- INPUT DATA
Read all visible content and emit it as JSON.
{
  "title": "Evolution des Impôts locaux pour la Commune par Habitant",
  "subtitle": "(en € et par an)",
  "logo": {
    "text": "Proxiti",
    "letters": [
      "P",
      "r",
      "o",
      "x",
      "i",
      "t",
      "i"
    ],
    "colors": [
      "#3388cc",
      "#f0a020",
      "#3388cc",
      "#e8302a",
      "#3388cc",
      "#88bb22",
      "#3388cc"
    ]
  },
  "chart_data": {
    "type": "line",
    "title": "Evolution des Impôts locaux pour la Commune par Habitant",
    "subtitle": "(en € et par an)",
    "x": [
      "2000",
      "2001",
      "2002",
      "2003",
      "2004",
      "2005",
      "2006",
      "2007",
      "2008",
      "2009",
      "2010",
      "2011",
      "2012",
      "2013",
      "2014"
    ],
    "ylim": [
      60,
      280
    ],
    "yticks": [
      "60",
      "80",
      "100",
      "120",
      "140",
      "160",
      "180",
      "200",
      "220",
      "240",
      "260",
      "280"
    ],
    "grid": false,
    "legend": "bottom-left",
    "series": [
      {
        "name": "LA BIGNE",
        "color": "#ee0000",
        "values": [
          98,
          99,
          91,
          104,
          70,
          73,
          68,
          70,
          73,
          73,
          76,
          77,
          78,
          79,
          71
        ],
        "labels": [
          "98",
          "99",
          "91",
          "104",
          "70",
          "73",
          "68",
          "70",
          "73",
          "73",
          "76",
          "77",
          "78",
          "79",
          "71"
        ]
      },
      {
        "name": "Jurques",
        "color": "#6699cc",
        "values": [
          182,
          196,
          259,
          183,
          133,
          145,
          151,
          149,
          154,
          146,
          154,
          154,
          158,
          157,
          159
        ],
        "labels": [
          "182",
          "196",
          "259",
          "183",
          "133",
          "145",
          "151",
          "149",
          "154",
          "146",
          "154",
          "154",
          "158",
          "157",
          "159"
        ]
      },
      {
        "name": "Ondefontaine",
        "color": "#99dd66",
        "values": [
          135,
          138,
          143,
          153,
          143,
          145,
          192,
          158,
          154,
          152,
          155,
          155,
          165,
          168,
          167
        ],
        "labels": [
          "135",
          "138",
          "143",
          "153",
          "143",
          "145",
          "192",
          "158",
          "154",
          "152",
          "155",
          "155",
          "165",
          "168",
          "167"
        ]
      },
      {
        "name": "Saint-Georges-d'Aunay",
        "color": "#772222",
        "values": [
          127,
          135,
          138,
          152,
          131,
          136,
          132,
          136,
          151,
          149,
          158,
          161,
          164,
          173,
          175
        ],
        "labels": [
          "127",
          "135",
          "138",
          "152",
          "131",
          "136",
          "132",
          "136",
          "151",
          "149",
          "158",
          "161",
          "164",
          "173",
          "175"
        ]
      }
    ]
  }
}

==

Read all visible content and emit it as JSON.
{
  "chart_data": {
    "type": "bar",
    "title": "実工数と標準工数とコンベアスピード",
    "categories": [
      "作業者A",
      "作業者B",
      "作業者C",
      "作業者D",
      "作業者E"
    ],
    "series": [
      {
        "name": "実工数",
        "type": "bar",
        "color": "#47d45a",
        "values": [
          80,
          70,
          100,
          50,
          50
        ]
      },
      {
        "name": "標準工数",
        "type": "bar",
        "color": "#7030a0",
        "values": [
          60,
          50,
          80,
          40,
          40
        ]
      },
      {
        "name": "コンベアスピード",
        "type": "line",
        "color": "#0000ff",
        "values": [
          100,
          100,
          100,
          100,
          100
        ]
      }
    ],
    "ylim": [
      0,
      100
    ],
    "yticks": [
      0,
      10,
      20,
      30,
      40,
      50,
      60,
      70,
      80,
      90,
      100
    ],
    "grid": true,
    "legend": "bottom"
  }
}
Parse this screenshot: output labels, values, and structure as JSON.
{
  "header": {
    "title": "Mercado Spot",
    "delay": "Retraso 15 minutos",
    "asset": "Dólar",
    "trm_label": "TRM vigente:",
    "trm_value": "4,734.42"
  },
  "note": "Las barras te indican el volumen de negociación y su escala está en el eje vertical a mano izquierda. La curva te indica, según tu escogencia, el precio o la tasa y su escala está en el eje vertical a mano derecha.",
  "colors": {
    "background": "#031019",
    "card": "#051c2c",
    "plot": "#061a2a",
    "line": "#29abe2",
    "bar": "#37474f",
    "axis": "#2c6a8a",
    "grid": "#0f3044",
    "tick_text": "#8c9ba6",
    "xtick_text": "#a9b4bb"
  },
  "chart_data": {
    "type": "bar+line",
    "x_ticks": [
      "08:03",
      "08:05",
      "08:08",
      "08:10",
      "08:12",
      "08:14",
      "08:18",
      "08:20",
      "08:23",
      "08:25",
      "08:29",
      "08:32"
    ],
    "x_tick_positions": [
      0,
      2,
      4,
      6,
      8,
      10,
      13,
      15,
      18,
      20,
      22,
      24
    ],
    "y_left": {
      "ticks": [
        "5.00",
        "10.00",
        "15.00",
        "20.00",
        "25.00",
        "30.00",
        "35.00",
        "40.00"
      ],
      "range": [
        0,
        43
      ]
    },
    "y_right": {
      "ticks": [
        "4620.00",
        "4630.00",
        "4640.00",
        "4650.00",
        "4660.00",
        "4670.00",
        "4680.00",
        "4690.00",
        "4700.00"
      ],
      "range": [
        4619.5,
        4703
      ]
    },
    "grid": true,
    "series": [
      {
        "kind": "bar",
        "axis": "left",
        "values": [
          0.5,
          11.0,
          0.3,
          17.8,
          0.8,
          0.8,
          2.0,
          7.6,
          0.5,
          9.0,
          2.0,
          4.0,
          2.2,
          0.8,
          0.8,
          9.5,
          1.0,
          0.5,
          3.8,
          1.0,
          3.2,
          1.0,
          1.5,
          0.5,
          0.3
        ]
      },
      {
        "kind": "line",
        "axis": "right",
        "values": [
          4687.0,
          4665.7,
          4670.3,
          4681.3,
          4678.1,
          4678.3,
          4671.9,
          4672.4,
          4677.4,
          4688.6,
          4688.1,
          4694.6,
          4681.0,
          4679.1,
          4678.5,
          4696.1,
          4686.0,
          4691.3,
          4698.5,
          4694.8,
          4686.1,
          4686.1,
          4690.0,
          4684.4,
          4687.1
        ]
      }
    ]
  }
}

- EXERCISE INSTRUCTIONS
Copy out every line holding the string "Impôts".

- SOLUTION
  "title": "Evolution des Impôts locaux pour la Commune par Habitant",
    "title": "Evolution des Impôts locaux pour la Commune par Habitant",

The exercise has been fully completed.